▶ _Your goal_:
Leave out the pictures and return every entry exactly as it appears.

▶ _Stored data_:

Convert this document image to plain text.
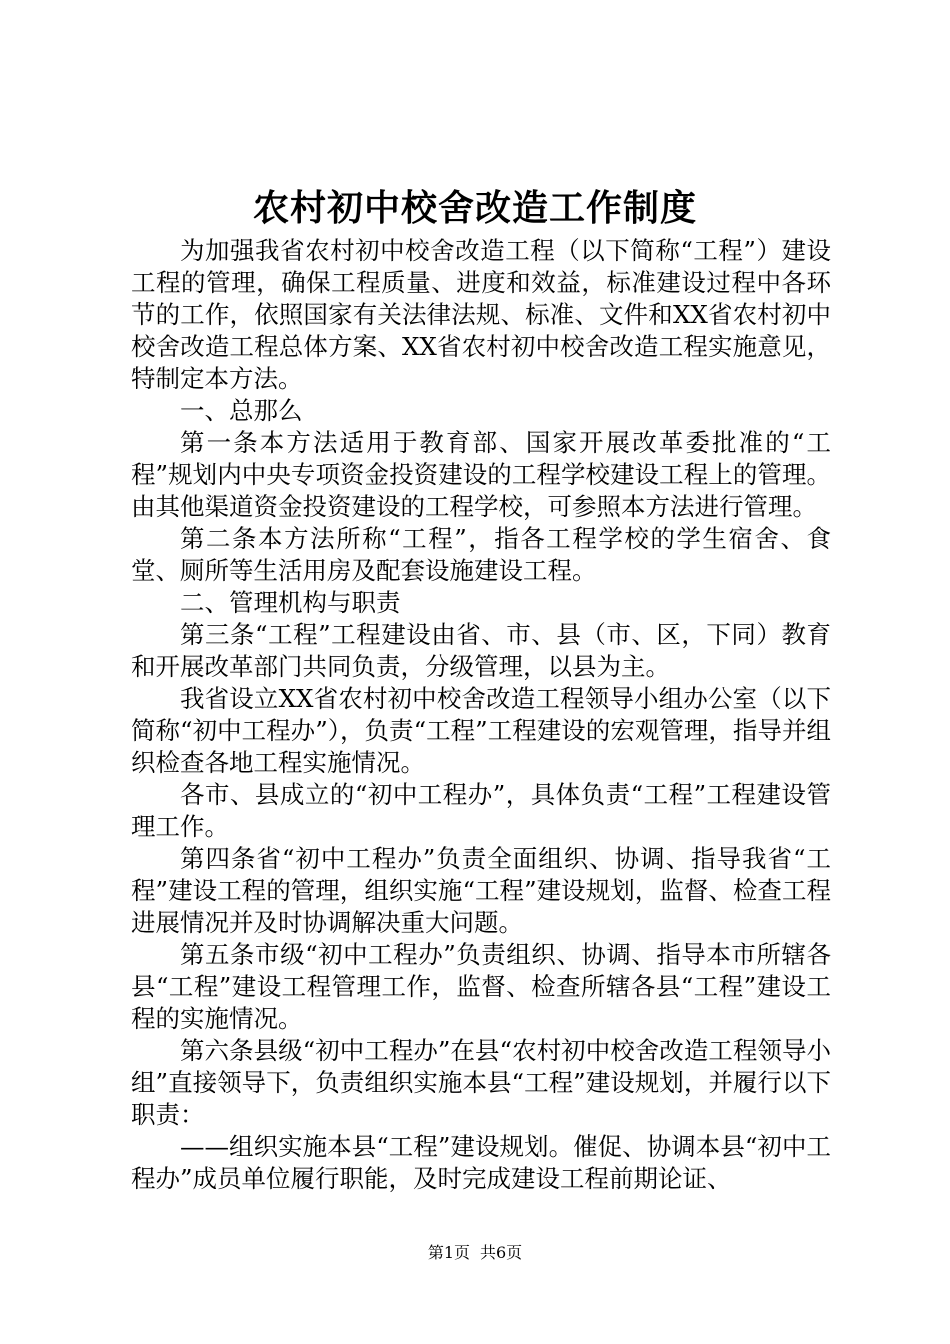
农村初中校舍改造工作制度

为加强我省农村初中校舍改造工程（以下简称“工程”）建设工程的管理，确保工程质量、进度和效益，标准建设过程中各环节的工作，依照国家有关法律法规、标准、文件和XX省农村初中校舍改造工程总体方案、XX省农村初中校舍改造工程实施意见，特制定本方法。

一、总那么

第一条本方法适用于教育部、国家开展改革委批准的“工程”规划内中央专项资金投资建设的工程学校建设工程上的管理。由其他渠道资金投资建设的工程学校，可参照本方法进行管理。

第二条本方法所称“工程”，指各工程学校的学生宿舍、食堂、厕所等生活用房及配套设施建设工程。

二、管理机构与职责

第三条“工程”工程建设由省、市、县（市、区，下同）教育和开展改革部门共同负责，分级管理，以县为主。

我省设立XX省农村初中校舍改造工程领导小组办公室（以下简称“初中工程办”），负责“工程”工程建设的宏观管理，指导并组织检查各地工程实施情况。

各市、县成立的“初中工程办”，具体负责“工程”工程建设管理工作。

第四条省“初中工程办”负责全面组织、协调、指导我省“工程”建设工程的管理，组织实施“工程”建设规划，监督、检查工程进展情况并及时协调解决重大问题。

第五条市级“初中工程办”负责组织、协调、指导本市所辖各县“工程”建设工程管理工作，监督、检查所辖各县“工程”建设工程的实施情况。

第六条县级“初中工程办”在县“农村初中校舍改造工程领导小组”直接领导下，负责组织实施本县“工程”建设规划，并履行以下职责：

——组织实施本县“工程”建设规划。催促、协调本县“初中工程办”成员单位履行职能，及时完成建设工程前期论证、

第1页 共6页
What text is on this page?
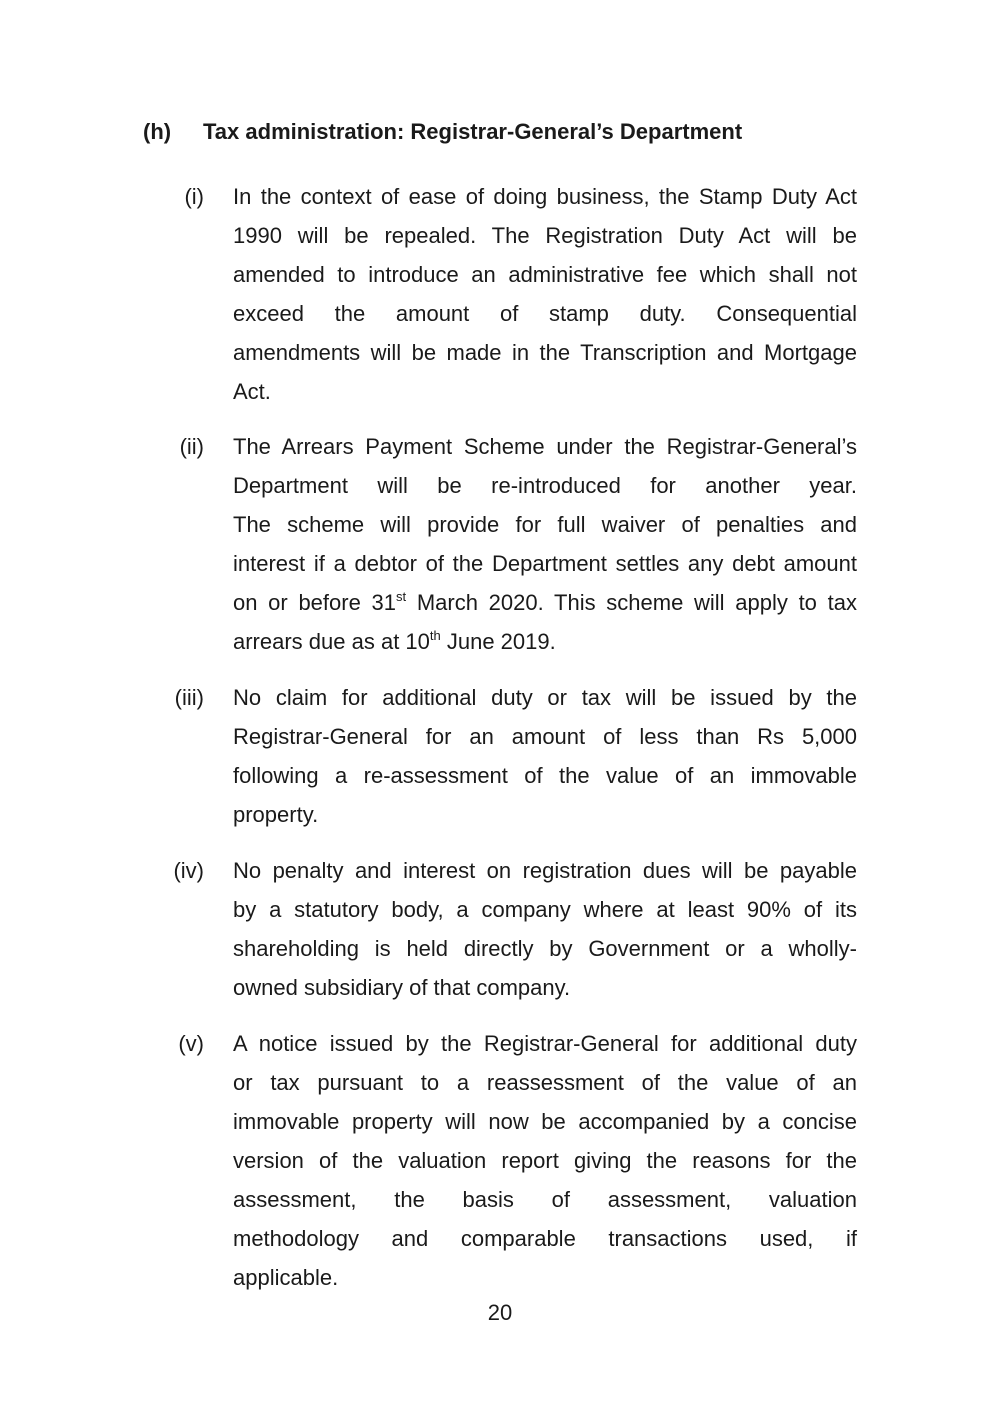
(h) Tax administration: Registrar-General’s Department
(i) In the context of ease of doing business, the Stamp Duty Act
1990 will be repealed. The Registration Duty Act will be
amended to introduce an administrative fee which shall not
exceed the amount of stamp duty. Consequential
amendments will be made in the Transcription and Mortgage
Act.
(ii) The Arrears Payment Scheme under the Registrar-General’s
Department will be re-introduced for another year.
The scheme will provide for full waiver of penalties and
interest if a debtor of the Department settles any debt amount
on or before 31st March 2020. This scheme will apply to tax
arrears due as at 10th June 2019.
(iii) No claim for additional duty or tax will be issued by the
Registrar-General for an amount of less than Rs 5,000
following a re-assessment of the value of an immovable
property.
(iv) No penalty and interest on registration dues will be payable
by a statutory body, a company where at least 90% of its
shareholding is held directly by Government or a wholly-
owned subsidiary of that company.
(v) A notice issued by the Registrar-General for additional duty
or tax pursuant to a reassessment of the value of an
immovable property will now be accompanied by a concise
version of the valuation report giving the reasons for the
assessment, the basis of assessment, valuation
methodology and comparable transactions used, if
applicable.
20
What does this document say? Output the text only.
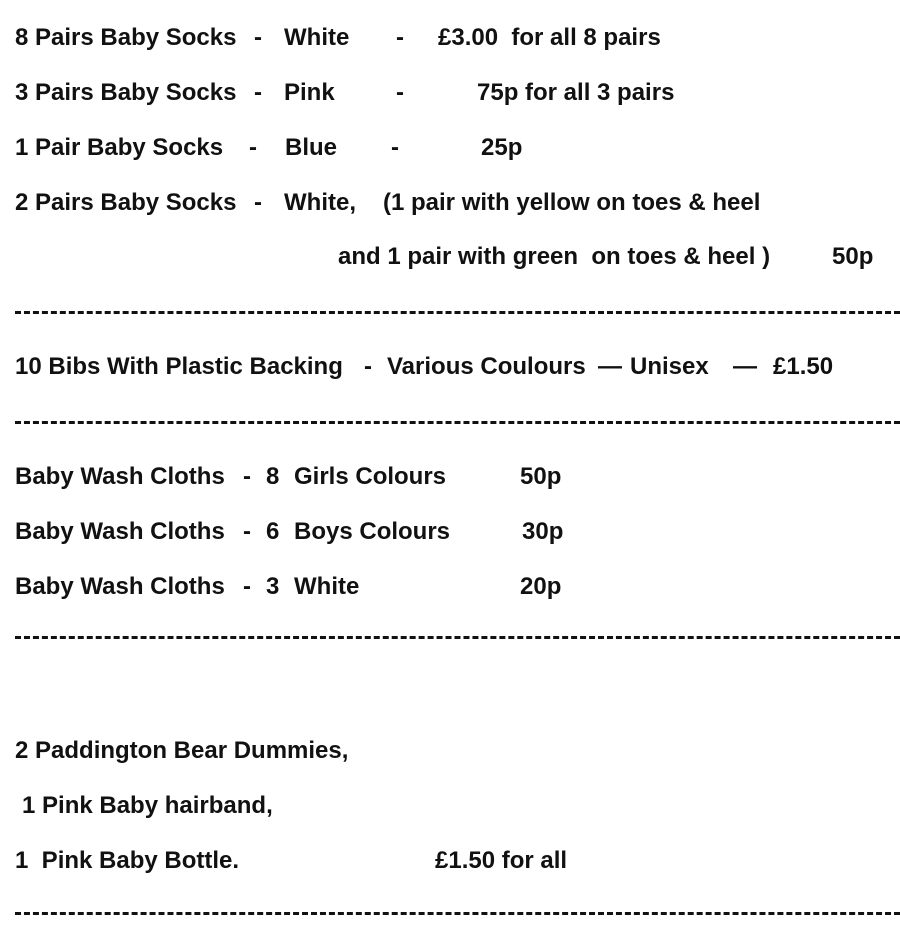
8 Pairs Baby Socks - White - £3.00  for all 8 pairs
3 Pairs Baby Socks - Pink	-	75p for all 3 pairs
1 Pair Baby Socks - Blue -	25p
2 Pairs Baby Socks - White, (1 pair with yellow on toes & heel
and 1 pair with green  on toes & heel )	50p
10 Bibs With Plastic Backing - Various Coulours — Unisex — £1.50
Baby Wash Cloths - 8 Girls Colours	50p
Baby Wash Cloths - 6 Boys Colours	30p
Baby Wash Cloths - 3 White	20p
2 Paddington Bear Dummies,
1 Pink Baby hairband,
1  Pink Baby Bottle.	£1.50 for all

▶ _Reply_:
Convert this document image to plain text.
农村初中校舍改造工作制度

为加强我省农村初中校舍改造工程（以下简称“工程”）建设工程的管理，确保工程质量、进度和效益，标准建设过程中各环节的工作，依照国家有关法律法规、标准、文件和XX省农村初中校舍改造工程总体方案、XX省农村初中校舍改造工程实施意见，特制定本方法。

一、总那么

第一条本方法适用于教育部、国家开展改革委批准的“工程”规划内中央专项资金投资建设的工程学校建设工程上的管理。由其他渠道资金投资建设的工程学校，可参照本方法进行管理。

第二条本方法所称“工程”，指各工程学校的学生宿舍、食堂、厕所等生活用房及配套设施建设工程。

二、管理机构与职责

第三条“工程”工程建设由省、市、县（市、区，下同）教育和开展改革部门共同负责，分级管理，以县为主。

我省设立XX省农村初中校舍改造工程领导小组办公室（以下简称“初中工程办”），负责“工程”工程建设的宏观管理，指导并组织检查各地工程实施情况。

各市、县成立的“初中工程办”，具体负责“工程”工程建设管理工作。

第四条省“初中工程办”负责全面组织、协调、指导我省“工程”建设工程的管理，组织实施“工程”建设规划，监督、检查工程进展情况并及时协调解决重大问题。

第五条市级“初中工程办”负责组织、协调、指导本市所辖各县“工程”建设工程管理工作，监督、检查所辖各县“工程”建设工程的实施情况。

第六条县级“初中工程办”在县“农村初中校舍改造工程领导小组”直接领导下，负责组织实施本县“工程”建设规划，并履行以下职责：

——组织实施本县“工程”建设规划。催促、协调本县“初中工程办”成员单位履行职能，及时完成建设工程前期论证、

第1页 共6页
What text is on this page?
(h) Tax administration: Registrar-General’s Department
(i) In the context of ease of doing business, the Stamp Duty Act
1990 will be repealed. The Registration Duty Act will be
amended to introduce an administrative fee which shall not
exceed the amount of stamp duty. Consequential
amendments will be made in the Transcription and Mortgage
Act.
(ii) The Arrears Payment Scheme under the Registrar-General’s
Department will be re-introduced for another year.
The scheme will provide for full waiver of penalties and
interest if a debtor of the Department settles any debt amount
on or before 31st March 2020. This scheme will apply to tax
arrears due as at 10th June 2019.
(iii) No claim for additional duty or tax will be issued by the
Registrar-General for an amount of less than Rs 5,000
following a re-assessment of the value of an immovable
property.
(iv) No penalty and interest on registration dues will be payable
by a statutory body, a company where at least 90% of its
shareholding is held directly by Government or a wholly-
owned subsidiary of that company.
(v) A notice issued by the Registrar-General for additional duty
or tax pursuant to a reassessment of the value of an
immovable property will now be accompanied by a concise
version of the valuation report giving the reasons for the
assessment, the basis of assessment, valuation
methodology and comparable transactions used, if
applicable.
20
What does this document say? Output the text only.
8 Pairs Baby Socks - White - £3.00  for all 8 pairs
3 Pairs Baby Socks - Pink	-	75p for all 3 pairs
1 Pair Baby Socks - Blue -	25p
2 Pairs Baby Socks - White, (1 pair with yellow on toes & heel
and 1 pair with green  on toes & heel )	50p
10 Bibs With Plastic Backing - Various Coulours — Unisex — £1.50
Baby Wash Cloths - 8 Girls Colours	50p
Baby Wash Cloths - 6 Boys Colours	30p
Baby Wash Cloths - 3 White	20p
2 Paddington Bear Dummies,
1 Pink Baby hairband,
1  Pink Baby Bottle.	£1.50 for all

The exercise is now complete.